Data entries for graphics
+ + + + + + +

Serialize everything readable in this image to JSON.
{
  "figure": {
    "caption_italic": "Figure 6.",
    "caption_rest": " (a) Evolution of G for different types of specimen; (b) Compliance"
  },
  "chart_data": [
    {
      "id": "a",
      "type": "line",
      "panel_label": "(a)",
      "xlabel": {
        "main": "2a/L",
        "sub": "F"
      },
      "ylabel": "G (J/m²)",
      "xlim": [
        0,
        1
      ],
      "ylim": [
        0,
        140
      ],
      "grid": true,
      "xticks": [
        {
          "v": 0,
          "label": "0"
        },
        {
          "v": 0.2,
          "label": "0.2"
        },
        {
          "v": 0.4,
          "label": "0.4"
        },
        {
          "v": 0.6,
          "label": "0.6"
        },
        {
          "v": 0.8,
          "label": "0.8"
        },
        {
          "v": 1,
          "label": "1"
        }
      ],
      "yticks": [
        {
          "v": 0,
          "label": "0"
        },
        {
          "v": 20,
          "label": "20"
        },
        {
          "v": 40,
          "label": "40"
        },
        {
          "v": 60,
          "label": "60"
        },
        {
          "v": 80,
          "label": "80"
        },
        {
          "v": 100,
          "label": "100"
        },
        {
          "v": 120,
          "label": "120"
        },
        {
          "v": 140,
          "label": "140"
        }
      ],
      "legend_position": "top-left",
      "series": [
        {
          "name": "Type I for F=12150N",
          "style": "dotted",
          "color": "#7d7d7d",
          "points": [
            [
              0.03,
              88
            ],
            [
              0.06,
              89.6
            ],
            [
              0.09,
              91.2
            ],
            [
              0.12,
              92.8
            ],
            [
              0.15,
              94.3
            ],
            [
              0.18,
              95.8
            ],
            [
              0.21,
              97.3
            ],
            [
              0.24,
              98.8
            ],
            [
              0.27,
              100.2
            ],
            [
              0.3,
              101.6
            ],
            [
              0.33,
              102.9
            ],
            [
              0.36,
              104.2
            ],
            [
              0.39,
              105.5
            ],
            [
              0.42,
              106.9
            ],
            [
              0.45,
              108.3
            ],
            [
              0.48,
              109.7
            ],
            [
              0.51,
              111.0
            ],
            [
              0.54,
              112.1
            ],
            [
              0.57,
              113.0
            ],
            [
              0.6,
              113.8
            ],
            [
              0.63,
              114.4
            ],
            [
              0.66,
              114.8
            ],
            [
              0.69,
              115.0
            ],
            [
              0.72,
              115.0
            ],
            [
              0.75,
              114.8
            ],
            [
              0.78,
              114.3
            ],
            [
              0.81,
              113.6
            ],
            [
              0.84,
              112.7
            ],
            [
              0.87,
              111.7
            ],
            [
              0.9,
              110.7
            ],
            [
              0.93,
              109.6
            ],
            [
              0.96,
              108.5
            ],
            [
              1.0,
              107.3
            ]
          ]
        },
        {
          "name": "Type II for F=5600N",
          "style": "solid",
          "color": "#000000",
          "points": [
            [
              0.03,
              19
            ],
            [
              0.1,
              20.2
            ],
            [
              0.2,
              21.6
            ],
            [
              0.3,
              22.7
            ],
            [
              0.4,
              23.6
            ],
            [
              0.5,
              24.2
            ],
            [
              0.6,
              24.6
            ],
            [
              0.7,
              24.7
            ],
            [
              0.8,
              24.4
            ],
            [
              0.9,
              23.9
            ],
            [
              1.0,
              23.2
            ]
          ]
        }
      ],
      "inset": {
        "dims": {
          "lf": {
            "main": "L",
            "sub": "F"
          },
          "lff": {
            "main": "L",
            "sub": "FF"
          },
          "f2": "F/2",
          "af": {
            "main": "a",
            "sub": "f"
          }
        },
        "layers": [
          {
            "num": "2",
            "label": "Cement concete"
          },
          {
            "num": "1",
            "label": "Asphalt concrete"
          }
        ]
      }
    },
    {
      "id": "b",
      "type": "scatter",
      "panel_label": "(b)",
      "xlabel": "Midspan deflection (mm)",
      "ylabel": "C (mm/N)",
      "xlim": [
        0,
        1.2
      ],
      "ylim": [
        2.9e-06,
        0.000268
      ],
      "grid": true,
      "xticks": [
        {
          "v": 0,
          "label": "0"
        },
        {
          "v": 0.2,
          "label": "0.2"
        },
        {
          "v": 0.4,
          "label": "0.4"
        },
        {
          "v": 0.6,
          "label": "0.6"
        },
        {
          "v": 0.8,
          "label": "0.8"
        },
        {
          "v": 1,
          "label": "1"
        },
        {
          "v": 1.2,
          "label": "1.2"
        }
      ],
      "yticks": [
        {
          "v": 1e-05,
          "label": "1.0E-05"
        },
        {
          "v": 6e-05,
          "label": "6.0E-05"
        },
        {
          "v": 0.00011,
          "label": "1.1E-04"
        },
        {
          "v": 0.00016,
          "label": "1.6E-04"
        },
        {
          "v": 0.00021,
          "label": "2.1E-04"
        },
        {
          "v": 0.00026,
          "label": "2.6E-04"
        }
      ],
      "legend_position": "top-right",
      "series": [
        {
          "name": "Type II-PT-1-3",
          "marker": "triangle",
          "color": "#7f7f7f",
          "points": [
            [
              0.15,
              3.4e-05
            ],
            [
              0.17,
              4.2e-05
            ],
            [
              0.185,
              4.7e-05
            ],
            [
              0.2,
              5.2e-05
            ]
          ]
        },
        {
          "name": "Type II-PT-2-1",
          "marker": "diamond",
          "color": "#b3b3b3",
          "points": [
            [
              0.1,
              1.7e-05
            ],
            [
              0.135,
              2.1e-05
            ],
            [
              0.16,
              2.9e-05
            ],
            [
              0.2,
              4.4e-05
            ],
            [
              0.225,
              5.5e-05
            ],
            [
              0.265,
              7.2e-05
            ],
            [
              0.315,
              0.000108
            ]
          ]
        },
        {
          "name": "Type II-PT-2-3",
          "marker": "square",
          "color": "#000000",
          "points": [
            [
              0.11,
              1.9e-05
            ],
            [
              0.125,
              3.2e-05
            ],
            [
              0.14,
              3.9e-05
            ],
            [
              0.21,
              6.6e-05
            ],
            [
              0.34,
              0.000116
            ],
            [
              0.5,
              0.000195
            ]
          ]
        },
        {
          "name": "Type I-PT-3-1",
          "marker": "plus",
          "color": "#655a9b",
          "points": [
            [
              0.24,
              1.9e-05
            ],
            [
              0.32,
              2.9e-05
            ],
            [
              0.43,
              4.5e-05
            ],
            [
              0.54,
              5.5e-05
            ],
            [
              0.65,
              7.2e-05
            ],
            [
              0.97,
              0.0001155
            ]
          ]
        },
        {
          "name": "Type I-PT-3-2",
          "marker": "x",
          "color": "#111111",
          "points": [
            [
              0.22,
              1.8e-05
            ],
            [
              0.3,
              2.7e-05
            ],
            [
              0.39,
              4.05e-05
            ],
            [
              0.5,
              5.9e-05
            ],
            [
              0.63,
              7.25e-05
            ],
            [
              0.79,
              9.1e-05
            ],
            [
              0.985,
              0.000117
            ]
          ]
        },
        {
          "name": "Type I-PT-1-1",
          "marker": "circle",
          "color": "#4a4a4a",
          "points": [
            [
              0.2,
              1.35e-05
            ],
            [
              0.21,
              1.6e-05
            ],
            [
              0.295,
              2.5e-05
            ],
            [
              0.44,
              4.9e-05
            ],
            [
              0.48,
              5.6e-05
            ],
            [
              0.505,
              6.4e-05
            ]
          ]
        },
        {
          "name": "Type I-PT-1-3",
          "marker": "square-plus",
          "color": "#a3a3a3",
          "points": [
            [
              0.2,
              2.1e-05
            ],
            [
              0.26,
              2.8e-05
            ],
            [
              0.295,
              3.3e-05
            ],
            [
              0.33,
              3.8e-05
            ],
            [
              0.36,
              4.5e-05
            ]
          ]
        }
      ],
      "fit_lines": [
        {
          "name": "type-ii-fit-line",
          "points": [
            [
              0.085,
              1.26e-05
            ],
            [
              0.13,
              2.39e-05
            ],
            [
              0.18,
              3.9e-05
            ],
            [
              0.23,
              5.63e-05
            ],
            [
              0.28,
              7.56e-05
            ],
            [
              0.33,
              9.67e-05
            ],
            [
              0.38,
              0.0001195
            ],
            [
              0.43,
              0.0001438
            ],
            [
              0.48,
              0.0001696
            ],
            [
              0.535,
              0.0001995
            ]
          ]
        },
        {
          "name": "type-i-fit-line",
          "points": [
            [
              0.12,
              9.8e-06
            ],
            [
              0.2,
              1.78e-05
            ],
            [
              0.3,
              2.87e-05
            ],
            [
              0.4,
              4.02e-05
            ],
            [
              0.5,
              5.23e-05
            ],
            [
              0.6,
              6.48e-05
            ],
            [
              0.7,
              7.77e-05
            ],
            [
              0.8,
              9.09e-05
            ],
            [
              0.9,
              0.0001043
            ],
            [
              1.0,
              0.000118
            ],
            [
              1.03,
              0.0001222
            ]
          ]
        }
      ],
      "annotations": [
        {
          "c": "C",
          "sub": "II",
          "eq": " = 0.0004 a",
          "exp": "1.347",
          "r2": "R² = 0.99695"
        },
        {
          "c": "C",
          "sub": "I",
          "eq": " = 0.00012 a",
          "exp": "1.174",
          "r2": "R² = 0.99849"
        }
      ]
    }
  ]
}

+ + + + + + +

WHAT IS BEING ASKED: Write only the number of lines in the data above that include "color".

COMPLETE ANSWER: 9